▸ **Task instructions**: Search the data for the string "四舍五入" and gather each line it is in.

Begin

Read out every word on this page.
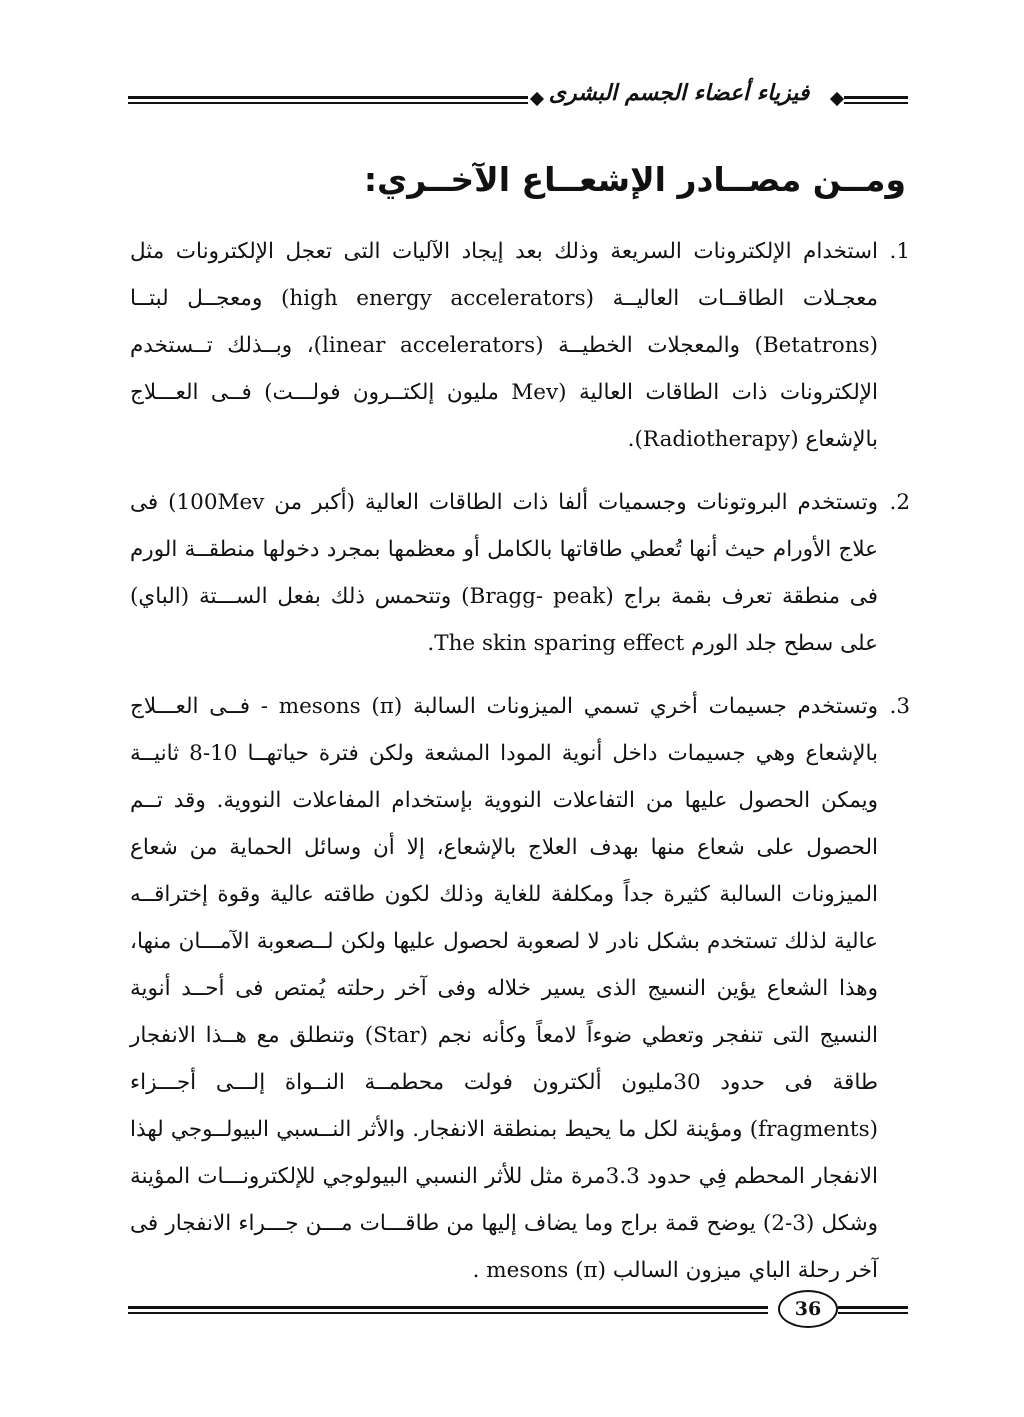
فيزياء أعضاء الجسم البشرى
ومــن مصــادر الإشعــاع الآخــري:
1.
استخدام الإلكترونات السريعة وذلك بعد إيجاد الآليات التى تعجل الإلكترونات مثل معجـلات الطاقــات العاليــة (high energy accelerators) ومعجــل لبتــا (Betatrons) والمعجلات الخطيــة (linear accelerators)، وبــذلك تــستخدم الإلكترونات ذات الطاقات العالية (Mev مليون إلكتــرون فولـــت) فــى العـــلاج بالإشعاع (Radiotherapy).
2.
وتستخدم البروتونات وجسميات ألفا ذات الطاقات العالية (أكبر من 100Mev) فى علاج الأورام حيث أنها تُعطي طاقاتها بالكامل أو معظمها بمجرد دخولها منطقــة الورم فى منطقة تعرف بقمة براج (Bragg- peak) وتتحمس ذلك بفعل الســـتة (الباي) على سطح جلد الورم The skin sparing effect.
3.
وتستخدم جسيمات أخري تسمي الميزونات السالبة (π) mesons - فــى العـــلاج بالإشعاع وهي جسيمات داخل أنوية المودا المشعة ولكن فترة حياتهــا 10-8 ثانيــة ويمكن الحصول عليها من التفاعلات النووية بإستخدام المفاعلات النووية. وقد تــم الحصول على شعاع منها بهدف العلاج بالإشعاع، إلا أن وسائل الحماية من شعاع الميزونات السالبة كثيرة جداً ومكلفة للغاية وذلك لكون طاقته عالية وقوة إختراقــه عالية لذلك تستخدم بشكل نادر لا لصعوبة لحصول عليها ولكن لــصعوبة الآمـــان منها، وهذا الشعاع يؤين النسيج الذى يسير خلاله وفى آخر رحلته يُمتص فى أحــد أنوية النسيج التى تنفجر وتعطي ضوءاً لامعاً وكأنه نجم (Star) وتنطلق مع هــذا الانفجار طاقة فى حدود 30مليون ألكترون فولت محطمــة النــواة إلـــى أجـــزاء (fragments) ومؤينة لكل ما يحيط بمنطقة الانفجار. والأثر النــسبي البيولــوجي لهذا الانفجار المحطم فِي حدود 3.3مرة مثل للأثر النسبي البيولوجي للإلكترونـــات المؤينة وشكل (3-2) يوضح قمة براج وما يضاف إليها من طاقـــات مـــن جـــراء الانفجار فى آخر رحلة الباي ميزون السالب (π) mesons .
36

End
Begin

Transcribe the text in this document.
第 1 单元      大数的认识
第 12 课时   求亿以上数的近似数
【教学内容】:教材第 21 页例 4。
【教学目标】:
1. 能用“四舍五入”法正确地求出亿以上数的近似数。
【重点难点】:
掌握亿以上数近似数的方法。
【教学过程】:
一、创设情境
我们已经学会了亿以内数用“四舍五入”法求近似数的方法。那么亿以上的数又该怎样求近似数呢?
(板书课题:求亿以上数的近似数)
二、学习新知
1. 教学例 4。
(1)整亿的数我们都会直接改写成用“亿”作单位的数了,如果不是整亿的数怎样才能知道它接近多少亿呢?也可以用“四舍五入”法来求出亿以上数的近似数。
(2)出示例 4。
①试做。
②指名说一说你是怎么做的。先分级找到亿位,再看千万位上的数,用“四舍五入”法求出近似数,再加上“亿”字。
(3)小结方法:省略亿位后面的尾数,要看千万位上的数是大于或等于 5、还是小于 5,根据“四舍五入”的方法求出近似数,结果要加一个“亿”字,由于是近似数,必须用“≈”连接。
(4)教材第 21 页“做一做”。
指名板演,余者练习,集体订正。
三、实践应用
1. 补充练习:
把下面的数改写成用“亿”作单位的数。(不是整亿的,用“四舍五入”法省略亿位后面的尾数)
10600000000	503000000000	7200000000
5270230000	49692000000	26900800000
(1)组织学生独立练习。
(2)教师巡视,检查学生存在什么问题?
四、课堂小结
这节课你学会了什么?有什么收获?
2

End

▸ **Task output**:
1. 能用“四舍五入”法正确地求出亿以上数的近似数。
我们已经学会了亿以内数用“四舍五入”法求近似数的方法。那么亿以上的数又该怎样求近似数呢?
(1)整亿的数我们都会直接改写成用“亿”作单位的数了,如果不是整亿的数怎样才能知道它接近多少亿呢?也可以用“四舍五入”法来求出亿以上数的近似数。
②指名说一说你是怎么做的。先分级找到亿位,再看千万位上的数,用“四舍五入”法求出近似数,再加上“亿”字。
(3)小结方法:省略亿位后面的尾数,要看千万位上的数是大于或等于 5、还是小于 5,根据“四舍五入”的方法求出近似数,结果要加一个“亿”字,由于是近似数,必须用“≈”连接。
把下面的数改写成用“亿”作单位的数。(不是整亿的,用“四舍五入”法省略亿位后面的尾数)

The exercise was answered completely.